Exercise material:
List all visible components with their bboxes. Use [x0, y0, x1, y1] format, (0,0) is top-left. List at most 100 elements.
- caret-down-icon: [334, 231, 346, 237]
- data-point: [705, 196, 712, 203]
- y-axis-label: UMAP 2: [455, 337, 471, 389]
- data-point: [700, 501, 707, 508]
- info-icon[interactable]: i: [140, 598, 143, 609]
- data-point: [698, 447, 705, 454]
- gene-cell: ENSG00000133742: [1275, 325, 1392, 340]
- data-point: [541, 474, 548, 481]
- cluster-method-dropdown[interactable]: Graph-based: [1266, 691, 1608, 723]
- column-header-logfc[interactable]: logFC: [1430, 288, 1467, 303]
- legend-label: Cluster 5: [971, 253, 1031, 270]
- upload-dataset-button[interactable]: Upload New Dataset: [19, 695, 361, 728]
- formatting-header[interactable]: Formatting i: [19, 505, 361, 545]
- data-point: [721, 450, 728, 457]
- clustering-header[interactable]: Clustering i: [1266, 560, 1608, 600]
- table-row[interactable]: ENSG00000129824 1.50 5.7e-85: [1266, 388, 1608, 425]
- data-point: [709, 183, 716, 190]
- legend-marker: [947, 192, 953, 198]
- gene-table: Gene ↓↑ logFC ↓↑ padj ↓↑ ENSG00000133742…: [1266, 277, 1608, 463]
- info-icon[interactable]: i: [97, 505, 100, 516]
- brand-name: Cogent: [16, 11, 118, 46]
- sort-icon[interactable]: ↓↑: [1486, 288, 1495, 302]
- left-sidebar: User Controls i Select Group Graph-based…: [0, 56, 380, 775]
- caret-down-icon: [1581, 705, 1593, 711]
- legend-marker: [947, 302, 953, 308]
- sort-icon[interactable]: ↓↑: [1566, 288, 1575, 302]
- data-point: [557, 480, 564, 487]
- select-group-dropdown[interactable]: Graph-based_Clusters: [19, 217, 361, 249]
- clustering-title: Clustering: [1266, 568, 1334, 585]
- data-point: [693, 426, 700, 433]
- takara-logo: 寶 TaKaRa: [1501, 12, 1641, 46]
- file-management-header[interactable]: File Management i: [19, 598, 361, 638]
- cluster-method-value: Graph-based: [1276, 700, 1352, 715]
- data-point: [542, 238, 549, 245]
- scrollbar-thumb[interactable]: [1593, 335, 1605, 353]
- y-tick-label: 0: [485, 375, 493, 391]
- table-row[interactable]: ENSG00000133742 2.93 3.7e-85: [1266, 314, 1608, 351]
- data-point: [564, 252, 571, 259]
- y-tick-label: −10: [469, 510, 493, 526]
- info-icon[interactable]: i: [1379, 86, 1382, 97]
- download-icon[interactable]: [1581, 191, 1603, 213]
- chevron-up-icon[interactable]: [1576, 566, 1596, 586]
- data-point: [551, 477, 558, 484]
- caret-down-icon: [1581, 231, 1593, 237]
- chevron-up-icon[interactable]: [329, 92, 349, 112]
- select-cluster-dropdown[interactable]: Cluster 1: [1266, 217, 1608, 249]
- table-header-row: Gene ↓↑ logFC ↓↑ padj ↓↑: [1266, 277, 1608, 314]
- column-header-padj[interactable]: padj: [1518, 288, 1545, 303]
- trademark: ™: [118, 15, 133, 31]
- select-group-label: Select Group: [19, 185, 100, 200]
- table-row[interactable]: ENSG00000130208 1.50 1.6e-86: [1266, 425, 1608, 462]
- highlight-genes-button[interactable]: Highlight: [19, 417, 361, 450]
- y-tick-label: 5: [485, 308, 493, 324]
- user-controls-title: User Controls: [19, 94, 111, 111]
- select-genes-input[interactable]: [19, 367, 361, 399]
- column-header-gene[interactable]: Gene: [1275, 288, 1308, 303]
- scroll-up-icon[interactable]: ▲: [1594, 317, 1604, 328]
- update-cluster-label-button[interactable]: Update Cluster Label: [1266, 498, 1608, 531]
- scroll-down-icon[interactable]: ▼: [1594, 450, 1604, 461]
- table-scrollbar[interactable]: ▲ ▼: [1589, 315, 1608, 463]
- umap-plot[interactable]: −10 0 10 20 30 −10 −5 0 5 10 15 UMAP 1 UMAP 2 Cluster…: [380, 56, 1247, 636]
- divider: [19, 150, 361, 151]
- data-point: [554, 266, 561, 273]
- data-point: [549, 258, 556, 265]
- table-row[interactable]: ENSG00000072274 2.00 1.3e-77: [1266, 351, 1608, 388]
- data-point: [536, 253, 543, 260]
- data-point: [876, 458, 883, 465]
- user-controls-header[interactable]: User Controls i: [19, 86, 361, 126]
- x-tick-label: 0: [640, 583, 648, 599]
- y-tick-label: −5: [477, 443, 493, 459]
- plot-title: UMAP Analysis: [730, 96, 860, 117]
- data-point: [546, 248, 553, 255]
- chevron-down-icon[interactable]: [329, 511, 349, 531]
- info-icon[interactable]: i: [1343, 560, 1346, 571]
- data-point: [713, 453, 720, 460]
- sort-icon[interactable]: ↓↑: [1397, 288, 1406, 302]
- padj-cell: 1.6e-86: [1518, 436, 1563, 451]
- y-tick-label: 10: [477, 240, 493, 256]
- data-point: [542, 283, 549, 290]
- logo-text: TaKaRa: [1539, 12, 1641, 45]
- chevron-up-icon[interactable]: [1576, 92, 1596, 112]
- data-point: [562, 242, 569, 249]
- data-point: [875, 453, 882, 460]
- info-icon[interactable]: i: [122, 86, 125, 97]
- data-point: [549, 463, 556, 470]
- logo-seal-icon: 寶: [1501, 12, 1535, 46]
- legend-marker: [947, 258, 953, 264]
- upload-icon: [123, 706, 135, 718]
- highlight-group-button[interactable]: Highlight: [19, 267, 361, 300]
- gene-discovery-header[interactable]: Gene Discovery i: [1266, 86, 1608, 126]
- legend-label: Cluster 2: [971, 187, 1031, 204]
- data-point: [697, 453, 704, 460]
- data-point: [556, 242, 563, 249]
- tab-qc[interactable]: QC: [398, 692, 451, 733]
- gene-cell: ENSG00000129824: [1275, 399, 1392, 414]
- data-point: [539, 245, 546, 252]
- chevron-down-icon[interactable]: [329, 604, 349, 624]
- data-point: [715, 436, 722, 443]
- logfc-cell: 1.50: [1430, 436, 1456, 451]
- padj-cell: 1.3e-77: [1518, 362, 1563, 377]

Problem: Your answer should be the data above, retyped in full and unaltered.

Answer for this exercise:
List all visible components with their bboxes. Use [x0, y0, x1, y1] format, (0,0) is top-left. List at most 100 elements.
- caret-down-icon: [334, 231, 346, 237]
- data-point: [705, 196, 712, 203]
- y-axis-label: UMAP 2: [455, 337, 471, 389]
- data-point: [700, 501, 707, 508]
- info-icon[interactable]: i: [140, 598, 143, 609]
- data-point: [698, 447, 705, 454]
- gene-cell: ENSG00000133742: [1275, 325, 1392, 340]
- data-point: [541, 474, 548, 481]
- cluster-method-dropdown[interactable]: Graph-based: [1266, 691, 1608, 723]
- column-header-logfc[interactable]: logFC: [1430, 288, 1467, 303]
- legend-label: Cluster 5: [971, 253, 1031, 270]
- upload-dataset-button[interactable]: Upload New Dataset: [19, 695, 361, 728]
- formatting-header[interactable]: Formatting i: [19, 505, 361, 545]
- data-point: [721, 450, 728, 457]
- clustering-header[interactable]: Clustering i: [1266, 560, 1608, 600]
- table-row[interactable]: ENSG00000129824 1.50 5.7e-85: [1266, 388, 1608, 425]
- data-point: [709, 183, 716, 190]
- legend-marker: [947, 192, 953, 198]
- gene-table: Gene ↓↑ logFC ↓↑ padj ↓↑ ENSG00000133742…: [1266, 277, 1608, 463]
- info-icon[interactable]: i: [97, 505, 100, 516]
- brand-name: Cogent: [16, 11, 118, 46]
- sort-icon[interactable]: ↓↑: [1486, 288, 1495, 302]
- left-sidebar: User Controls i Select Group Graph-based…: [0, 56, 380, 775]
- caret-down-icon: [1581, 705, 1593, 711]
- legend-marker: [947, 302, 953, 308]
- sort-icon[interactable]: ↓↑: [1566, 288, 1575, 302]
- data-point: [557, 480, 564, 487]
- select-group-dropdown[interactable]: Graph-based_Clusters: [19, 217, 361, 249]
- clustering-title: Clustering: [1266, 568, 1334, 585]
- data-point: [693, 426, 700, 433]
- takara-logo: 寶 TaKaRa: [1501, 12, 1641, 46]
- file-management-header[interactable]: File Management i: [19, 598, 361, 638]
- cluster-method-value: Graph-based: [1276, 700, 1352, 715]
- data-point: [542, 238, 549, 245]
- scrollbar-thumb[interactable]: [1593, 335, 1605, 353]
- y-tick-label: 0: [485, 375, 493, 391]
- table-row[interactable]: ENSG00000133742 2.93 3.7e-85: [1266, 314, 1608, 351]
- data-point: [564, 252, 571, 259]
- y-tick-label: −10: [469, 510, 493, 526]
- info-icon[interactable]: i: [1379, 86, 1382, 97]
- download-icon[interactable]: [1581, 191, 1603, 213]
- chevron-up-icon[interactable]: [1576, 566, 1596, 586]
- data-point: [551, 477, 558, 484]
- caret-down-icon: [1581, 231, 1593, 237]
- chevron-up-icon[interactable]: [329, 92, 349, 112]
- select-cluster-dropdown[interactable]: Cluster 1: [1266, 217, 1608, 249]
- table-header-row: Gene ↓↑ logFC ↓↑ padj ↓↑: [1266, 277, 1608, 314]
- column-header-padj[interactable]: padj: [1518, 288, 1545, 303]
- trademark: ™: [118, 15, 133, 31]
- select-group-label: Select Group: [19, 185, 100, 200]
- table-row[interactable]: ENSG00000130208 1.50 1.6e-86: [1266, 425, 1608, 462]
- highlight-genes-button[interactable]: Highlight: [19, 417, 361, 450]
- y-tick-label: 5: [485, 308, 493, 324]
- user-controls-title: User Controls: [19, 94, 111, 111]
- select-genes-input[interactable]: [19, 367, 361, 399]
- column-header-gene[interactable]: Gene: [1275, 288, 1308, 303]
- scroll-up-icon[interactable]: ▲: [1594, 317, 1604, 328]
- update-cluster-label-button[interactable]: Update Cluster Label: [1266, 498, 1608, 531]
- scroll-down-icon[interactable]: ▼: [1594, 450, 1604, 461]
- table-scrollbar[interactable]: ▲ ▼: [1589, 315, 1608, 463]
- umap-plot[interactable]: −10 0 10 20 30 −10 −5 0 5 10 15 UMAP 1 UMAP 2 Cluster…: [380, 56, 1247, 636]
- divider: [19, 150, 361, 151]
- data-point: [554, 266, 561, 273]
- data-point: [549, 258, 556, 265]
- table-row[interactable]: ENSG00000072274 2.00 1.3e-77: [1266, 351, 1608, 388]
- data-point: [536, 253, 543, 260]
- data-point: [876, 458, 883, 465]
- user-controls-header[interactable]: User Controls i: [19, 86, 361, 126]
- x-tick-label: 0: [640, 583, 648, 599]
- y-tick-label: −5: [477, 443, 493, 459]
- plot-title: UMAP Analysis: [730, 96, 860, 117]
- data-point: [546, 248, 553, 255]
- chevron-down-icon[interactable]: [329, 511, 349, 531]
- info-icon[interactable]: i: [1343, 560, 1346, 571]
- data-point: [713, 453, 720, 460]
- sort-icon[interactable]: ↓↑: [1397, 288, 1406, 302]
- padj-cell: 1.6e-86: [1518, 436, 1563, 451]
- y-tick-label: 10: [477, 240, 493, 256]
- data-point: [542, 283, 549, 290]
- logo-text: TaKaRa: [1539, 12, 1641, 45]
- chevron-up-icon[interactable]: [1576, 92, 1596, 112]
- data-point: [562, 242, 569, 249]
- data-point: [875, 453, 882, 460]
- info-icon[interactable]: i: [122, 86, 125, 97]
- data-point: [549, 463, 556, 470]
- logo-seal-icon: 寶: [1501, 12, 1535, 46]
- legend-marker: [947, 258, 953, 264]
- upload-icon: [123, 706, 135, 718]
- highlight-group-button[interactable]: Highlight: [19, 267, 361, 300]
- gene-discovery-header[interactable]: Gene Discovery i: [1266, 86, 1608, 126]
- legend-label: Cluster 2: [971, 187, 1031, 204]
- data-point: [697, 453, 704, 460]
- data-point: [556, 242, 563, 249]
- tab-qc[interactable]: QC: [398, 692, 451, 733]
- gene-cell: ENSG00000129824: [1275, 399, 1392, 414]
- data-point: [539, 245, 546, 252]
- chevron-down-icon[interactable]: [329, 604, 349, 624]
- data-point: [715, 436, 722, 443]
- logfc-cell: 1.50: [1430, 436, 1456, 451]
- padj-cell: 1.3e-77: [1518, 362, 1563, 377]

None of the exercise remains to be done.